# EXTRACTED TEXT
Preparing Data for Modelling

1 Introduction

There are three parts to this talk:

Three parts to the talk:
- Getting data, deciding what to do
- Cleaning data
- Handling issues/getting more data
- Repeat until performance acceptable

The goal (in R code) is to be able to do (lm(repsonse~predictiors, data=mydata)) and have it all work.

This never, ever works without lots of work, and that's part of preparing data for modelling.

2 Asking Questions

To consult the statistician after an experiment is finished is often merely to ask him to conduct a post mortem examination. He can perhaps say what the experiment died of - R.A. Fisher

a week in the lab will save you a day in the library, - unknown

Figure out what you want to do
Figure out how you will measure the result
Figure out what data you have (or can get)
Do EDA, find weirdness
Remove weirdness
Attempt to fit a model
Fail, look closer at data
Repeat until better performance is obtained/you give up in frustration

3 What data

Granularity: hourly, daily, weekly monthly
Effective granularity: how similar are two observations "next" to each other

4 EDA

ggplot2 is now your god and saviour
We'll show some examples below
eye is optimised for finding patterns
make use of this

5 What to look for

Inconsistencies!
Very domain-dependent
Not a lot of actionable advice ¹

6 Example Data

Property Price Register (available here)
Because I'm irish, and therefore obsessed with property ;)
Available in the repository for this course

7 Read in data

library(tidyverse)
library(readxl)

# EXERCISE INPUT
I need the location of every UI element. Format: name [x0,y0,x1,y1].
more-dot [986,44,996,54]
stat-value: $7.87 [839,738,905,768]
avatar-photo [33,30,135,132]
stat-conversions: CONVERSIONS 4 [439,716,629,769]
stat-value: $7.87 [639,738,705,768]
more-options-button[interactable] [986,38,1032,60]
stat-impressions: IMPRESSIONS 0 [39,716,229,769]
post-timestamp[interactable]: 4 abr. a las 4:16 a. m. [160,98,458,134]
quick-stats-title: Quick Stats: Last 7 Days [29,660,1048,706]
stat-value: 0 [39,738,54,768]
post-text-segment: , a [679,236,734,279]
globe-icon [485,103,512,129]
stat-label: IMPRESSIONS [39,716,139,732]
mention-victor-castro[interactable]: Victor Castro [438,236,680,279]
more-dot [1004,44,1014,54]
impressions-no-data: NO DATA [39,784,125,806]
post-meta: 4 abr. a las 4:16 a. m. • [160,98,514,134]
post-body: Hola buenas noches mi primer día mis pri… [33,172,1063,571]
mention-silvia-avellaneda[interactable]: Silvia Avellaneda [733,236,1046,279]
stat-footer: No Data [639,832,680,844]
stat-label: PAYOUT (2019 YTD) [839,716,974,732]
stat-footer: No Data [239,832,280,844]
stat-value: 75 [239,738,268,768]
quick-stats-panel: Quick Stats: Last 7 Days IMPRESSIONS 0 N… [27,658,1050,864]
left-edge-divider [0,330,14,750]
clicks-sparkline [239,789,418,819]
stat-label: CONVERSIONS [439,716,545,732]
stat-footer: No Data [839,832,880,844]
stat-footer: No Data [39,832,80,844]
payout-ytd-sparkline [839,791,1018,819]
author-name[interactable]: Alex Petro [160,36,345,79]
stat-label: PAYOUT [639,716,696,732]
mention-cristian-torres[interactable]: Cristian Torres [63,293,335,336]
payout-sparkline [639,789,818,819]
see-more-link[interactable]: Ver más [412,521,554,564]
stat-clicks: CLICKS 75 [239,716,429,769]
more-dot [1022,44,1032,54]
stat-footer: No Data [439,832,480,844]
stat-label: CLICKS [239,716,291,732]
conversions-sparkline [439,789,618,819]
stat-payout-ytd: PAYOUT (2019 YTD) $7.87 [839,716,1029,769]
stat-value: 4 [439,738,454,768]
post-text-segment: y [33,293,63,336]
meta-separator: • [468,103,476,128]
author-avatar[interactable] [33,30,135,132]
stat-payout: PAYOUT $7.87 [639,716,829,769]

# TASK SET
a) According to the text on preparing data for modelling, what dataset serves as the example data?
b) Copy word for word the stretch of rows from the first row through the row containing "stat-label: PAYOUT (2019", with both ends included.

# RESULTS IN ORDER
a) The Property Price Register.

b)
I need the location of every UI element. Format: name [x0,y0,x1,y1].
more-dot [986,44,996,54]
stat-value: $7.87 [839,738,905,768]
avatar-photo [33,30,135,132]
stat-conversions: CONVERSIONS 4 [439,716,629,769]
stat-value: $7.87 [639,738,705,768]
more-options-button[interactable] [986,38,1032,60]
stat-impressions: IMPRESSIONS 0 [39,716,229,769]
post-timestamp[interactable]: 4 abr. a las 4:16 a. m. [160,98,458,134]
quick-stats-title: Quick Stats: Last 7 Days [29,660,1048,706]
stat-value: 0 [39,738,54,768]
post-text-segment: , a [679,236,734,279]
globe-icon [485,103,512,129]
stat-label: IMPRESSIONS [39,716,139,732]
mention-victor-castro[interactable]: Victor Castro [438,236,680,279]
more-dot [1004,44,1014,54]
impressions-no-data: NO DATA [39,784,125,806]
post-meta: 4 abr. a las 4:16 a. m. • [160,98,514,134]
post-body: Hola buenas noches mi primer día mis pri… [33,172,1063,571]
mention-silvia-avellaneda[interactable]: Silvia Avellaneda [733,236,1046,279]
stat-footer: No Data [639,832,680,844]
stat-label: PAYOUT (2019 YTD) [839,716,974,732]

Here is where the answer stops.